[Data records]

══════

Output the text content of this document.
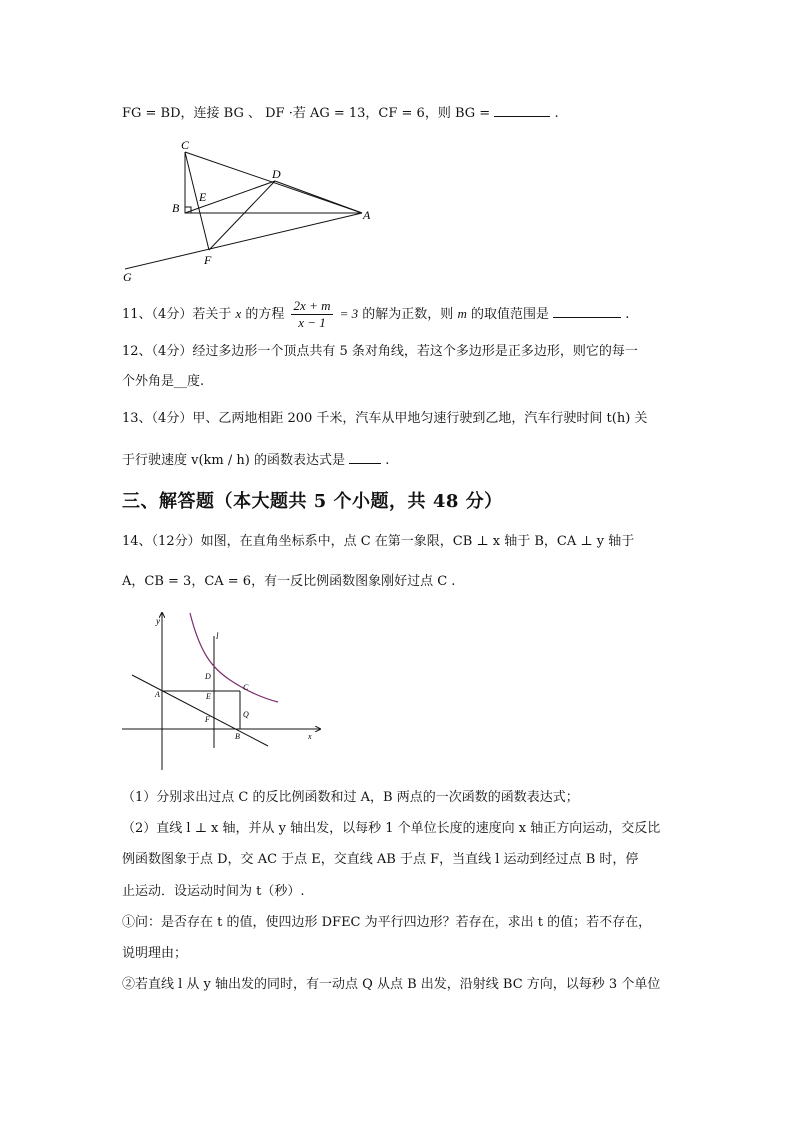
FG = BD，连接 BG 、 DF ·若 AG = 13，CF = 6，则 BG =	.
C
D
E
B	A
F
G
11、（4分）若关于 x 的方程 $\frac{2x + m}{x - 1} = 3$ 的解为正数，则 m 的取值范围是	.
12、（4分）经过多边形一个顶点共有 5 条对角线，若这个多边形是正多边形，则它的每一
个外角是__度.
13、（4分）甲、乙两地相距 200 千米，汽车从甲地匀速行驶到乙地，汽车行驶时间 t(h) 关
于行驶速度 v(km / h) 的函数表达式是	.
三、解答题（本大题共 5 个小题，共 48 分）
14、（12分）如图，在直角坐标系中，点 C 在第一象限，CB ⊥ x 轴于 B，CA ⊥ y 轴于
A，CB = 3，CA = 6，有一反比例函数图象刚好过点 C .
y
l
D
C
A	E
Q
F
B	x
（1）分别求出过点 C 的反比例函数和过 A，B 两点的一次函数的函数表达式；
（2）直线 l ⊥ x 轴，并从 y 轴出发，以每秒 1 个单位长度的速度向 x 轴正方向运动，交反比
例函数图象于点 D，交 AC 于点 E，交直线 AB 于点 F，当直线 l 运动到经过点 B 时，停
止运动．设运动时间为 t（秒）.
①问：是否存在 t 的值，使四边形 DFEC 为平行四边形？若存在，求出 t 的值；若不存在，
说明理由；
②若直线 l 从 y 轴出发的同时，有一动点 Q 从点 B 出发，沿射线 BC 方向，以每秒 3 个单位
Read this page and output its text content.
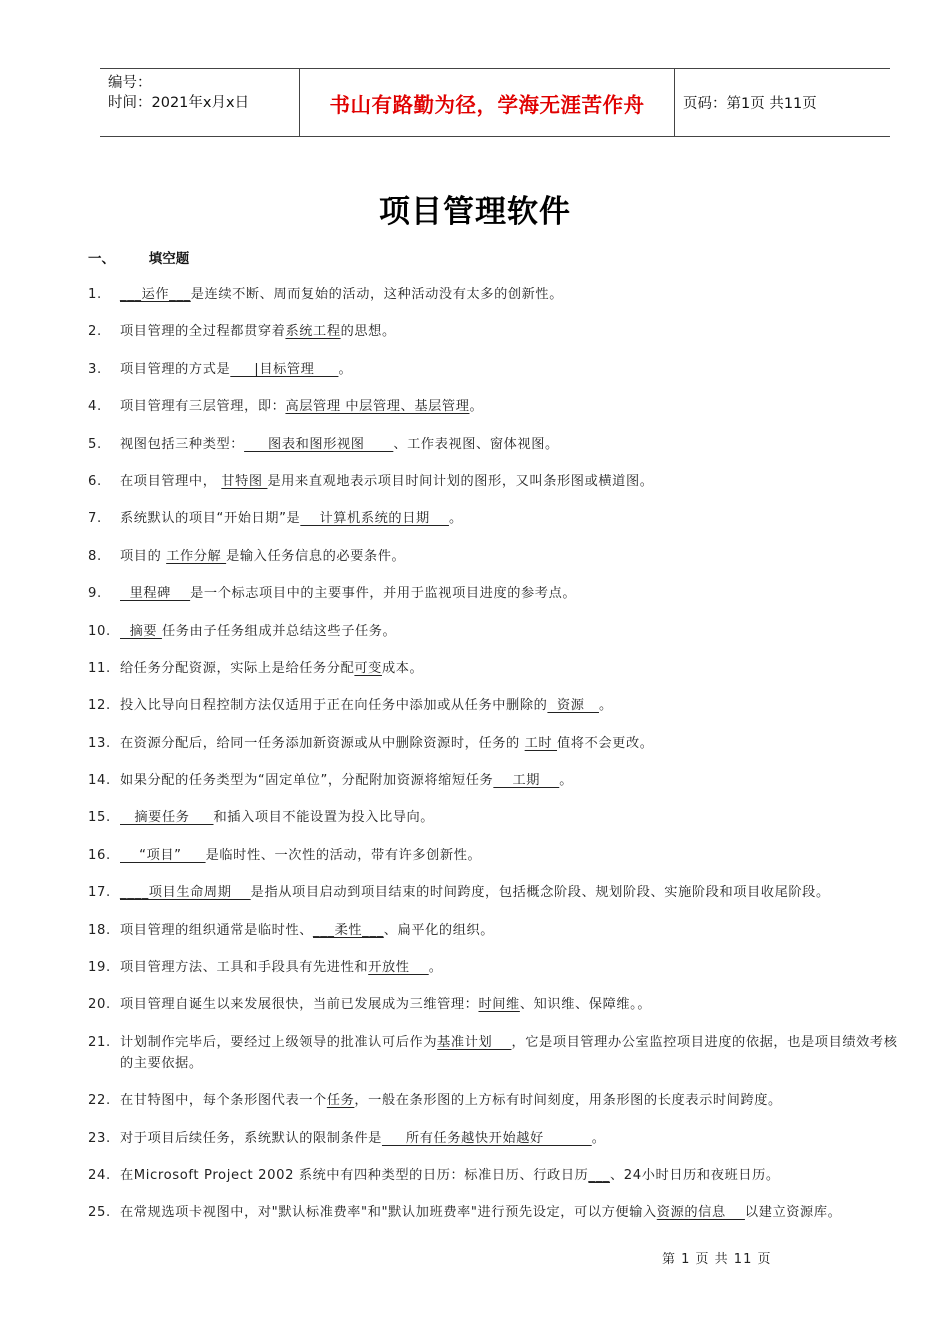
编号：
时间：2021年x月x日	书山有路勤为径，学海无涯苦作舟	页码：第1页 共11页
项目管理软件
一、 填空题
1. ___运作___是连续不断、周而复始的活动，这种活动没有太多的创新性。
2. 项目管理的全过程都贯穿着系统工程的思想。
3. 项目管理的方式是     |目标管理     。
4. 项目管理有三层管理，即：高层管理 中层管理、基层管理。
5. 视图包括三种类型：     图表和图形视图      、工作表视图、窗体视图。
6. 在项目管理中， 甘特图 是用来直观地表示项目时间计划的图形，又叫条形图或横道图。
7. 系统默认的项目“开始日期”是    计算机系统的日期    。
8. 项目的 工作分解 是输入任务信息的必要条件。
9. 里程碑    是一个标志项目中的主要事件，并用于监视项目进度的参考点。
10. 摘要 任务由子任务组成并总结这些子任务。
11. 给任务分配资源，实际上是给任务分配可变成本。
12. 投入比导向日程控制方法仅适用于正在向任务中添加或从任务中删除的  资源   。
13. 在资源分配后，给同一任务添加新资源或从中删除资源时，任务的 工时 值将不会更改。
14. 如果分配的任务类型为“固定单位”，分配附加资源将缩短任务    工期    。
15. 摘要任务     和插入项目不能设置为投入比导向。
16. “项目”     是临时性、一次性的活动，带有许多创新性。
17. ____项目生命周期    是指从项目启动到项目结束的时间跨度，包括概念阶段、规划阶段、实施阶段和项目收尾阶段。
18. 项目管理的组织通常是临时性、___柔性___、扁平化的组织。
19. 项目管理方法、工具和手段具有先进性和开放性    。
20. 项目管理自诞生以来发展很快，当前已发展成为三维管理：时间维、知识维、保障维。。
21. 计划制作完毕后，要经过上级领导的批准认可后作为基准计划    ，它是项目管理办公室监控项目进度的依据，也是项目绩效考核的主要依据。
22. 在甘特图中，每个条形图代表一个任务，一般在条形图的上方标有时间刻度，用条形图的长度表示时间跨度。
23. 对于项目后续任务，系统默认的限制条件是     所有任务越快开始越好          。
24. 在Microsoft Project 2002 系统中有四种类型的日历：标准日历、行政日历___、24小时日历和夜班日历。
25. 在常规选项卡视图中，对"默认标准费率"和"默认加班费率"进行预先设定，可以方便输入资源的信息    以建立资源库。
第 1 页 共 11 页
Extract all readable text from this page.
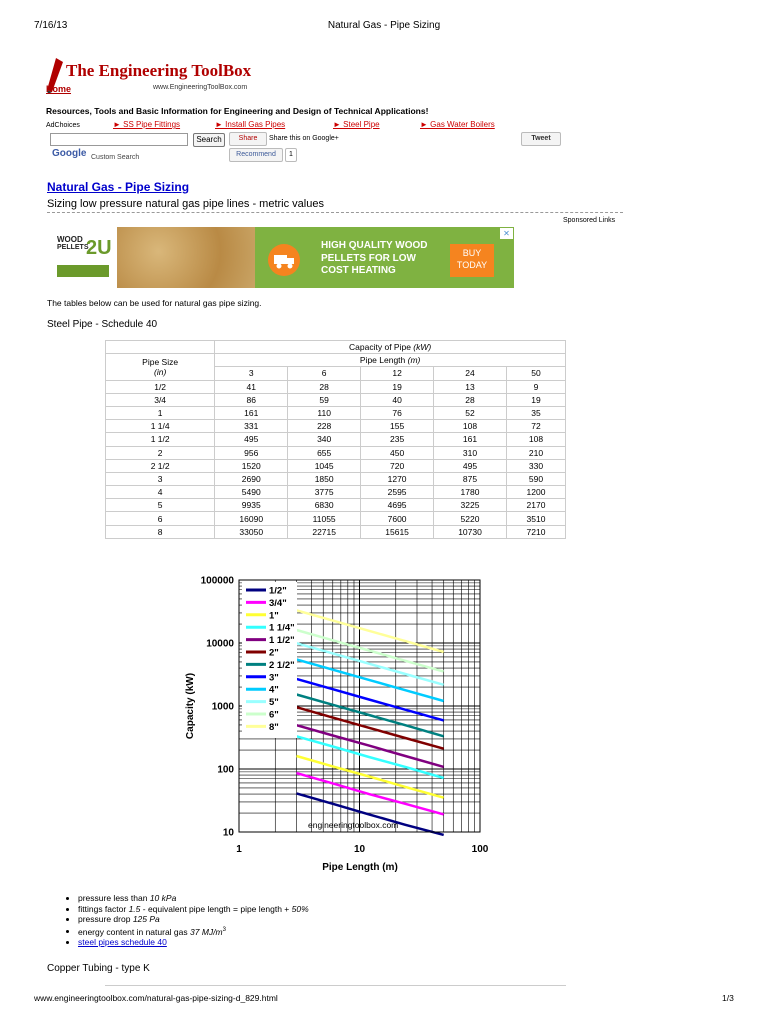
7/16/13	Natural Gas - Pipe Sizing
The Engineering ToolBox
www.EngineeringToolBox.com
Home
Resources, Tools and Basic Information for Engineering and Design of Technical Applications!
AdChoices	► SS Pipe Fittings	► Install Gas Pipes	► Steel Pipe	► Gas Water Boilers
Search
Google Custom Search
Share	Share this on Google+
Recommend	1
Tweet
Natural Gas - Pipe Sizing
Sizing low pressure natural gas pipe lines - metric values
Sponsored Links
WOOD
PELLETS
2U	HIGH QUALITY WOOD
PELLETS FOR LOW
COST HEATING
BUY
TODAY
✕
The tables below can be used for natural gas pipe sizing.
Steel Pipe - Schedule 40
	Capacity of Pipe (kW)				

Pipe Size
(in)	Pipe Length (m)				
	3	6	12	24	50
1/2	41	28	19	13	9
3/4	86	59	40	28	19
1	161	110	76	52	35
1 1/4	331	228	155	108	72
1 1/2	495	340	235	161	108
2	956	655	450	310	210
2 1/2	1520	1045	720	495	330
3	2690	1850	1270	875	590
4	5490	3775	2595	1780	1200
5	9935	6830	4695	3225	2170
6	16090	11055	7600	5220	3510
8	33050	22715	15615	10730	7210
1/2"
3/4"
1"
1 1/4"
1 1/2"
2"
2 1/2"
3"
4"
5"
6"
8"
10
100
1000
10000
100000
1	10	100
Pipe Length (m)
Capacity (kW)
engineeringtoolbox.com
• pressure less than 10 kPa
• fittings factor 1.5 - equivalent pipe length = pipe length + 50%
• pressure drop 125 Pa
• energy content in natural gas 37 $MJ/m^3$
• steel pipes schedule 40
Copper Tubing - type K
www.engineeringtoolbox.com/natural-gas-pipe-sizing-d_829.html	1/3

══════

*Written problem*.
Copy out the records above in full, exactly as written, but not the pictures.

*Problem solution*.
Output the text content of this document.
FG = BD，连接 BG 、 DF ·若 AG = 13，CF = 6，则 BG =	.
C
D
E
B	A
F
G
11、（4分）若关于 x 的方程 $\frac{2x + m}{x - 1} = 3$ 的解为正数，则 m 的取值范围是	.
12、（4分）经过多边形一个顶点共有 5 条对角线，若这个多边形是正多边形，则它的每一
个外角是__度.
13、（4分）甲、乙两地相距 200 千米，汽车从甲地匀速行驶到乙地，汽车行驶时间 t(h) 关
于行驶速度 v(km / h) 的函数表达式是	.
三、解答题（本大题共 5 个小题，共 48 分）
14、（12分）如图，在直角坐标系中，点 C 在第一象限，CB ⊥ x 轴于 B，CA ⊥ y 轴于
A，CB = 3，CA = 6，有一反比例函数图象刚好过点 C .
y
l
D
C
A	E
Q
F
B	x
（1）分别求出过点 C 的反比例函数和过 A，B 两点的一次函数的函数表达式；
（2）直线 l ⊥ x 轴，并从 y 轴出发，以每秒 1 个单位长度的速度向 x 轴正方向运动，交反比
例函数图象于点 D，交 AC 于点 E，交直线 AB 于点 F，当直线 l 运动到经过点 B 时，停
止运动．设运动时间为 t（秒）.
①问：是否存在 t 的值，使四边形 DFEC 为平行四边形？若存在，求出 t 的值；若不存在，
说明理由；
②若直线 l 从 y 轴出发的同时，有一动点 Q 从点 B 出发，沿射线 BC 方向，以每秒 3 个单位
Read this page and output its text content.
编号：
时间：2021年x月x日	书山有路勤为径，学海无涯苦作舟	页码：第1页 共11页
项目管理软件
一、 填空题
1. ___运作___是连续不断、周而复始的活动，这种活动没有太多的创新性。
2. 项目管理的全过程都贯穿着系统工程的思想。
3. 项目管理的方式是     |目标管理     。
4. 项目管理有三层管理，即：高层管理 中层管理、基层管理。
5. 视图包括三种类型：     图表和图形视图      、工作表视图、窗体视图。
6. 在项目管理中， 甘特图 是用来直观地表示项目时间计划的图形，又叫条形图或横道图。
7. 系统默认的项目“开始日期”是    计算机系统的日期    。
8. 项目的 工作分解 是输入任务信息的必要条件。
9. 里程碑    是一个标志项目中的主要事件，并用于监视项目进度的参考点。
10. 摘要 任务由子任务组成并总结这些子任务。
11. 给任务分配资源，实际上是给任务分配可变成本。
12. 投入比导向日程控制方法仅适用于正在向任务中添加或从任务中删除的  资源   。
13. 在资源分配后，给同一任务添加新资源或从中删除资源时，任务的 工时 值将不会更改。
14. 如果分配的任务类型为“固定单位”，分配附加资源将缩短任务    工期    。
15. 摘要任务     和插入项目不能设置为投入比导向。
16. “项目”     是临时性、一次性的活动，带有许多创新性。
17. ____项目生命周期    是指从项目启动到项目结束的时间跨度，包括概念阶段、规划阶段、实施阶段和项目收尾阶段。
18. 项目管理的组织通常是临时性、___柔性___、扁平化的组织。
19. 项目管理方法、工具和手段具有先进性和开放性    。
20. 项目管理自诞生以来发展很快，当前已发展成为三维管理：时间维、知识维、保障维。。
21. 计划制作完毕后，要经过上级领导的批准认可后作为基准计划    ，它是项目管理办公室监控项目进度的依据，也是项目绩效考核的主要依据。
22. 在甘特图中，每个条形图代表一个任务，一般在条形图的上方标有时间刻度，用条形图的长度表示时间跨度。
23. 对于项目后续任务，系统默认的限制条件是     所有任务越快开始越好          。
24. 在Microsoft Project 2002 系统中有四种类型的日历：标准日历、行政日历___、24小时日历和夜班日历。
25. 在常规选项卡视图中，对"默认标准费率"和"默认加班费率"进行预先设定，可以方便输入资源的信息    以建立资源库。
第 1 页 共 11 页
Extract all readable text from this page.
7/16/13	Natural Gas - Pipe Sizing
The Engineering ToolBox
www.EngineeringToolBox.com
Home
Resources, Tools and Basic Information for Engineering and Design of Technical Applications!
AdChoices	► SS Pipe Fittings	► Install Gas Pipes	► Steel Pipe	► Gas Water Boilers
Search
Google Custom Search
Share	Share this on Google+
Recommend	1
Tweet
Natural Gas - Pipe Sizing
Sizing low pressure natural gas pipe lines - metric values
Sponsored Links
WOOD
PELLETS
2U	HIGH QUALITY WOOD
PELLETS FOR LOW
COST HEATING
BUY
TODAY
✕
The tables below can be used for natural gas pipe sizing.
Steel Pipe - Schedule 40
	Capacity of Pipe (kW)				

Pipe Size
(in)	Pipe Length (m)				
	3	6	12	24	50
1/2	41	28	19	13	9
3/4	86	59	40	28	19
1	161	110	76	52	35
1 1/4	331	228	155	108	72
1 1/2	495	340	235	161	108
2	956	655	450	310	210
2 1/2	1520	1045	720	495	330
3	2690	1850	1270	875	590
4	5490	3775	2595	1780	1200
5	9935	6830	4695	3225	2170
6	16090	11055	7600	5220	3510
8	33050	22715	15615	10730	7210
1/2"
3/4"
1"
1 1/4"
1 1/2"
2"
2 1/2"
3"
4"
5"
6"
8"
10
100
1000
10000
100000
1	10	100
Pipe Length (m)
Capacity (kW)
engineeringtoolbox.com
• pressure less than 10 kPa
• fittings factor 1.5 - equivalent pipe length = pipe length + 50%
• pressure drop 125 Pa
• energy content in natural gas 37 $MJ/m^3$
• steel pipes schedule 40
Copper Tubing - type K
www.engineeringtoolbox.com/natural-gas-pipe-sizing-d_829.html	1/3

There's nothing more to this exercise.